> PROBLEM TO SOLVE
Go through the records and show each line where the word "name" occurs.
## START DATA IN THIS EXERCISE
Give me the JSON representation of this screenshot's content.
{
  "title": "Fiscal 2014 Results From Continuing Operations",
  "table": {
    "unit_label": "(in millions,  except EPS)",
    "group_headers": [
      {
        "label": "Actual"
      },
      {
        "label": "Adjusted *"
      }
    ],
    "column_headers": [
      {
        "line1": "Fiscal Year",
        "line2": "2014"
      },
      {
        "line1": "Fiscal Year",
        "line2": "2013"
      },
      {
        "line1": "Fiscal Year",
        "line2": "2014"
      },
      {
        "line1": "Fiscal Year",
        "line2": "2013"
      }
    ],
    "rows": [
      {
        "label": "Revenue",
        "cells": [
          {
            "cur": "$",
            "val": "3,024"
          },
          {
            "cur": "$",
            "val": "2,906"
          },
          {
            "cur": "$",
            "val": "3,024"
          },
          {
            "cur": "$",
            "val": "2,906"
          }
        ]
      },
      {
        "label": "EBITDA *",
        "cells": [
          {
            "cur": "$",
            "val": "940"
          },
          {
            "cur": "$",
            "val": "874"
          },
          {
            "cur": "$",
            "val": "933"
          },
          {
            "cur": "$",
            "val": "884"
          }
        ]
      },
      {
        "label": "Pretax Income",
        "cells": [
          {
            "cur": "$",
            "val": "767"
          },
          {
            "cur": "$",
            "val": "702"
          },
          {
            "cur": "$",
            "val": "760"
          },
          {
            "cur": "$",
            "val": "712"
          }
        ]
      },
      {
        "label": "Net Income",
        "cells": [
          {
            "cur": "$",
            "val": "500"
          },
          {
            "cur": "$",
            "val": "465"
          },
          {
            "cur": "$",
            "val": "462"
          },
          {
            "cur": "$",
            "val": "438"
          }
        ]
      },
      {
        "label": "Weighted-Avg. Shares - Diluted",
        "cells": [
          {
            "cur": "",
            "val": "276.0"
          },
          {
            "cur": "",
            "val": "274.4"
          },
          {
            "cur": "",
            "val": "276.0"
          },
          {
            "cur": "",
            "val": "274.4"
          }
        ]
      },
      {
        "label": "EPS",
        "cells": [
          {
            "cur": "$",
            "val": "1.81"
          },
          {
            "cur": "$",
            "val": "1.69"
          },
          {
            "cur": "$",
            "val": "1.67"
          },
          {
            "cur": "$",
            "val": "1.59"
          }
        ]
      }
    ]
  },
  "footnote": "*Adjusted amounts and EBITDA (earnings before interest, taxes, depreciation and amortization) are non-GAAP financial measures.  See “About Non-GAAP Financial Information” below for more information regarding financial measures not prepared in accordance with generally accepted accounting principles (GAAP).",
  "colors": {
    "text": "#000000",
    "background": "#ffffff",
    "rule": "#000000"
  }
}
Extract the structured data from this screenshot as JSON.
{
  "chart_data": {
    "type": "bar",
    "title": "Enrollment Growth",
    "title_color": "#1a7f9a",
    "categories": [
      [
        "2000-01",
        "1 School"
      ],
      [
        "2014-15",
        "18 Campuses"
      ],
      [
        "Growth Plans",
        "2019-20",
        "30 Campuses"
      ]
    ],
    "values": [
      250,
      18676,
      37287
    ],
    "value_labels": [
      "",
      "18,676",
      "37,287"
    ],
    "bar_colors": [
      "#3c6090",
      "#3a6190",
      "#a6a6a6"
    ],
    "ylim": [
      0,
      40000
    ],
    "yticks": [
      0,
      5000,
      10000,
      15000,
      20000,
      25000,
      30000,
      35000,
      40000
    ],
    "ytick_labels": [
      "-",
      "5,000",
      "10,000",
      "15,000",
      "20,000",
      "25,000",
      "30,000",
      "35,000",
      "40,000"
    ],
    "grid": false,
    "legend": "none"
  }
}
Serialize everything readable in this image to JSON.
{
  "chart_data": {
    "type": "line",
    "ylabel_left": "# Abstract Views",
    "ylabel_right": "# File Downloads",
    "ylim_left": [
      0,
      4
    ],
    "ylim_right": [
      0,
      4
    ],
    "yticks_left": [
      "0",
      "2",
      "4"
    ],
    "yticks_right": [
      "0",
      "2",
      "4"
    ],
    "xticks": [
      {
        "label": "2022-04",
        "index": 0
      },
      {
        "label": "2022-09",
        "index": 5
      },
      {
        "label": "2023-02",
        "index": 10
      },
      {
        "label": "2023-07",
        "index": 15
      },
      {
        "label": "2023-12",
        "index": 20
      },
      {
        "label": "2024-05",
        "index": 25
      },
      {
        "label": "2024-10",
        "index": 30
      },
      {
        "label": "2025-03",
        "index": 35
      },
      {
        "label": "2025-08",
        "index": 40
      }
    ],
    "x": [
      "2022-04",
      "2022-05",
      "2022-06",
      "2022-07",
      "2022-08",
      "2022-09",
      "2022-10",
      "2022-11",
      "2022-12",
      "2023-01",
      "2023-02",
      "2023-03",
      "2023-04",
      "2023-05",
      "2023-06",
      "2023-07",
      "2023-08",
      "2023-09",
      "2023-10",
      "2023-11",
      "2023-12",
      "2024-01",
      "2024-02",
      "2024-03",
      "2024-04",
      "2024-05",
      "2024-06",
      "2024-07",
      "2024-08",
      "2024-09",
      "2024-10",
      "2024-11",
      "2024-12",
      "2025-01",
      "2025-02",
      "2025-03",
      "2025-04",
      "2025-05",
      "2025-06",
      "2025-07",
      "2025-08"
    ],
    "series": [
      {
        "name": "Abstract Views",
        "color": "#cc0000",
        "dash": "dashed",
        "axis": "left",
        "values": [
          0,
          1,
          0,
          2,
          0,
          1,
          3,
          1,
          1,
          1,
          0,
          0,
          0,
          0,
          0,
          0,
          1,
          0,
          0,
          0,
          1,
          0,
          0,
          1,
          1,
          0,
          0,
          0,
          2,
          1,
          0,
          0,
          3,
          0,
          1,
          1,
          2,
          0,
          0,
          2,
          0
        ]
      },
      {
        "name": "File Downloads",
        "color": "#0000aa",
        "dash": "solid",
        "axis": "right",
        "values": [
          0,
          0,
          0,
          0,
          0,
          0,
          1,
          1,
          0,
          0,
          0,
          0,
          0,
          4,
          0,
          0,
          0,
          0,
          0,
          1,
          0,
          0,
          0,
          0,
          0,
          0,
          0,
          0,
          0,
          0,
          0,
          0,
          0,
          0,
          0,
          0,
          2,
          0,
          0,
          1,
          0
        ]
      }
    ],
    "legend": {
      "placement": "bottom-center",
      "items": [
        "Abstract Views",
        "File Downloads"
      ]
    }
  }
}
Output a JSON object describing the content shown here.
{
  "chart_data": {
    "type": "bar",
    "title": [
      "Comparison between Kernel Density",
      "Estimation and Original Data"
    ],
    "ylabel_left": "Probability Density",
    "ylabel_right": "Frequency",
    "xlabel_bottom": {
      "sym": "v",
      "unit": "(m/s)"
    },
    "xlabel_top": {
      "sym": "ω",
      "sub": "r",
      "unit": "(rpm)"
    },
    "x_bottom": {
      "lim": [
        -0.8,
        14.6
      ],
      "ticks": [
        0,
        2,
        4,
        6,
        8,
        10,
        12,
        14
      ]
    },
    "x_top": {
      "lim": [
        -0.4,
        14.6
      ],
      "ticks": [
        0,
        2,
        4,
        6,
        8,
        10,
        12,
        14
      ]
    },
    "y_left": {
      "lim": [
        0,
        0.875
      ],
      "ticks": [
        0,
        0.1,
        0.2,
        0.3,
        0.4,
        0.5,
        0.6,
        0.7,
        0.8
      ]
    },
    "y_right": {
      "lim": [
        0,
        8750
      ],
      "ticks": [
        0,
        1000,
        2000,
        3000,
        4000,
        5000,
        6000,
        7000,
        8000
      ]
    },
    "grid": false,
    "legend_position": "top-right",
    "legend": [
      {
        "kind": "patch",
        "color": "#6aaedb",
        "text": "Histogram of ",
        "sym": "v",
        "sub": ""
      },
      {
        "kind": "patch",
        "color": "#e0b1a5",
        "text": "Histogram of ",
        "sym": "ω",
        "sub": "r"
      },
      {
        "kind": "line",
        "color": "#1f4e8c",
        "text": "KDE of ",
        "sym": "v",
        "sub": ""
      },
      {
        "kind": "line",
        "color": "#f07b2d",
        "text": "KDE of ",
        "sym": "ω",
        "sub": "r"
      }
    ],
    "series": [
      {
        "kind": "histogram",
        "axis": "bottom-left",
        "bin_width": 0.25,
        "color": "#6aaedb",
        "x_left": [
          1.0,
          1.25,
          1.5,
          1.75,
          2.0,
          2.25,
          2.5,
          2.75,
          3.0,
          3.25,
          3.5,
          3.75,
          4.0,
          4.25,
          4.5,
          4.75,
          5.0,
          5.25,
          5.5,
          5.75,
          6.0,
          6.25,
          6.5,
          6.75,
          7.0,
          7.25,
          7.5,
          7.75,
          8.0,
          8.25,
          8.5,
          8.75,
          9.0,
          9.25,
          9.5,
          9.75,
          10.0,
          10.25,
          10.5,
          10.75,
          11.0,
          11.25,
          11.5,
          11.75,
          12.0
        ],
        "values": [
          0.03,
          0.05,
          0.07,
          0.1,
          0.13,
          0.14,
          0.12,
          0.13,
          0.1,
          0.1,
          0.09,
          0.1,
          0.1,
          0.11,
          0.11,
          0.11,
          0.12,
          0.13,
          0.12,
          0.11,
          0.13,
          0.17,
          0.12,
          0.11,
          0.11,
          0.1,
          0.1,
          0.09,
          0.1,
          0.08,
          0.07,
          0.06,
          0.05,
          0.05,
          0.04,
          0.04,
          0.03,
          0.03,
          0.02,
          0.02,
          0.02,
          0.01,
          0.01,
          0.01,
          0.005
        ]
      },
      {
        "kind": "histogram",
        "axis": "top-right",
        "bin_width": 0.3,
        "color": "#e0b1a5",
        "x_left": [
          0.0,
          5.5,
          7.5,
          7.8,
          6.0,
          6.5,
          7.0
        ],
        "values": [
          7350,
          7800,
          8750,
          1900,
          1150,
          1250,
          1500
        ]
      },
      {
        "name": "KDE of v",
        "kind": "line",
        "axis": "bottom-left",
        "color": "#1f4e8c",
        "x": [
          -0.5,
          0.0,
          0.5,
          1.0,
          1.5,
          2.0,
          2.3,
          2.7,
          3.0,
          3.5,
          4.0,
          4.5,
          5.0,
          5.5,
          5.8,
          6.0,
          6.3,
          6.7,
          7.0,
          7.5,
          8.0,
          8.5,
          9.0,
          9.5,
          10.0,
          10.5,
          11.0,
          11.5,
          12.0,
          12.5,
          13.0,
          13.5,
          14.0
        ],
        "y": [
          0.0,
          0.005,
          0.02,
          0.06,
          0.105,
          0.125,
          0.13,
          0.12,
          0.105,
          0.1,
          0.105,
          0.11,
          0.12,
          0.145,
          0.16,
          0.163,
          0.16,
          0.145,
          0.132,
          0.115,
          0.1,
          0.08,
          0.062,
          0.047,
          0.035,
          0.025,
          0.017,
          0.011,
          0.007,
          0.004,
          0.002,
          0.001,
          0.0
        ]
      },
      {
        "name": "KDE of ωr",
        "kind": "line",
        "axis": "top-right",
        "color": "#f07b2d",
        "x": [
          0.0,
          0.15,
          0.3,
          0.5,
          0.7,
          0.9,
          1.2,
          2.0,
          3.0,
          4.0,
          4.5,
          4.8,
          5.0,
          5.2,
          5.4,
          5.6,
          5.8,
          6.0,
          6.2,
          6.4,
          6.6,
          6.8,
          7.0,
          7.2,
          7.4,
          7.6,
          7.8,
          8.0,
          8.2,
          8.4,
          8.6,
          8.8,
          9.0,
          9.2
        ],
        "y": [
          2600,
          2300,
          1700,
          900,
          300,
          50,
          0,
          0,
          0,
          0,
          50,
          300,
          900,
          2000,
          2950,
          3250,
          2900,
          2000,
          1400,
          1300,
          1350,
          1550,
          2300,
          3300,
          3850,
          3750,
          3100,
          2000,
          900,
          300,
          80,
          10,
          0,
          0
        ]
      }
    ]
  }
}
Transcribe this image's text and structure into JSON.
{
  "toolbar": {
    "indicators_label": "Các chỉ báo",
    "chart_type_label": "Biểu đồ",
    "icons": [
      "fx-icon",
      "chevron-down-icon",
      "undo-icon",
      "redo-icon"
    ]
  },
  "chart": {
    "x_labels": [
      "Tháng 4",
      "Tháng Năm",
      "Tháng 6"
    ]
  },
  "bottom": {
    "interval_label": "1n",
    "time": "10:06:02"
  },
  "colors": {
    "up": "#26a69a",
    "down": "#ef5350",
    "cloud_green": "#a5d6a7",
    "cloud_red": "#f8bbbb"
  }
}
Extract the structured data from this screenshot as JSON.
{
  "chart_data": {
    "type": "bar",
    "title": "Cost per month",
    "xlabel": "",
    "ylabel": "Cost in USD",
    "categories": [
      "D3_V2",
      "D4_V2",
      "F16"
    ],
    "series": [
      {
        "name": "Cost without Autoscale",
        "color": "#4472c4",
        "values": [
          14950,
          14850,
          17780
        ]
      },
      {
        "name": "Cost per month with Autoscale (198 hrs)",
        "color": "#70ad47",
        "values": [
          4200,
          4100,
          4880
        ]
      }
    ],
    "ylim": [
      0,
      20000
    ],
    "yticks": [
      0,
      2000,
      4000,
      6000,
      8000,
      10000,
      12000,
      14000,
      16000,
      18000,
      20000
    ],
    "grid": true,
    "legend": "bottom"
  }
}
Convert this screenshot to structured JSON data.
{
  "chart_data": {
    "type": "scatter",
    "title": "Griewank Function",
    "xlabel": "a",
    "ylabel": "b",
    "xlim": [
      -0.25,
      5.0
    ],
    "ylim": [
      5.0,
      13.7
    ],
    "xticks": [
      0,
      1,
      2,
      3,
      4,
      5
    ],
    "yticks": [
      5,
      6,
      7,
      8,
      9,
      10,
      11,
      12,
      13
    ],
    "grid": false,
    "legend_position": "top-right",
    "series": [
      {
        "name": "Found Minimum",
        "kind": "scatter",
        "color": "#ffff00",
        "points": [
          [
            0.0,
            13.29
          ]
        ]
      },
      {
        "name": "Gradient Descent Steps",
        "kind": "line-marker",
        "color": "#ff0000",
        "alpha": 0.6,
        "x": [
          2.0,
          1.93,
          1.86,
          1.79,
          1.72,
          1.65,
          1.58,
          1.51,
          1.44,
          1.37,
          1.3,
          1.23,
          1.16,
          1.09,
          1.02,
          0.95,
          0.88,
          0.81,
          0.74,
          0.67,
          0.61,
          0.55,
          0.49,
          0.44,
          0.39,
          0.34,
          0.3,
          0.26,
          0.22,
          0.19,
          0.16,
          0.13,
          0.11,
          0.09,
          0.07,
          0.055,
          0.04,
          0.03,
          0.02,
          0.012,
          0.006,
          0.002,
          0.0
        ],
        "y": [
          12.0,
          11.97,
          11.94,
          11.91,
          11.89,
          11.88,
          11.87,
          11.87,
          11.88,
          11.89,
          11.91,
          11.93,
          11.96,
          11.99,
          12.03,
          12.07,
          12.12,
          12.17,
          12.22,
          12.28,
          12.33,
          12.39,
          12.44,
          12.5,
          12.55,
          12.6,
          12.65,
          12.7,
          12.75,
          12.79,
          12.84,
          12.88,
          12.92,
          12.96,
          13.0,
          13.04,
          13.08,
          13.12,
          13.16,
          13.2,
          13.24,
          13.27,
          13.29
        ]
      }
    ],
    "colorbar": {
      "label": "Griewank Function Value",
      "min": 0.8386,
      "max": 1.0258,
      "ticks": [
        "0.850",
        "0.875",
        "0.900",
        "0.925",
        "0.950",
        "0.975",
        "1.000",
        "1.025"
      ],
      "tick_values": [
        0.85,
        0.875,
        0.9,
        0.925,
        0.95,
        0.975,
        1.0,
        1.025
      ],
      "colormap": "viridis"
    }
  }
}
## END DATA IN THIS EXERCISE
> WRITTEN SOLUTION
        "name": "Abstract Views",
        "name": "File Downloads",
        "name": "KDE of v",
        "name": "KDE of ωr",
        "name": "Cost without Autoscale",
        "name": "Cost per month with Autoscale (198 hrs)",
        "name": "Found Minimum",
        "name": "Gradient Descent Steps",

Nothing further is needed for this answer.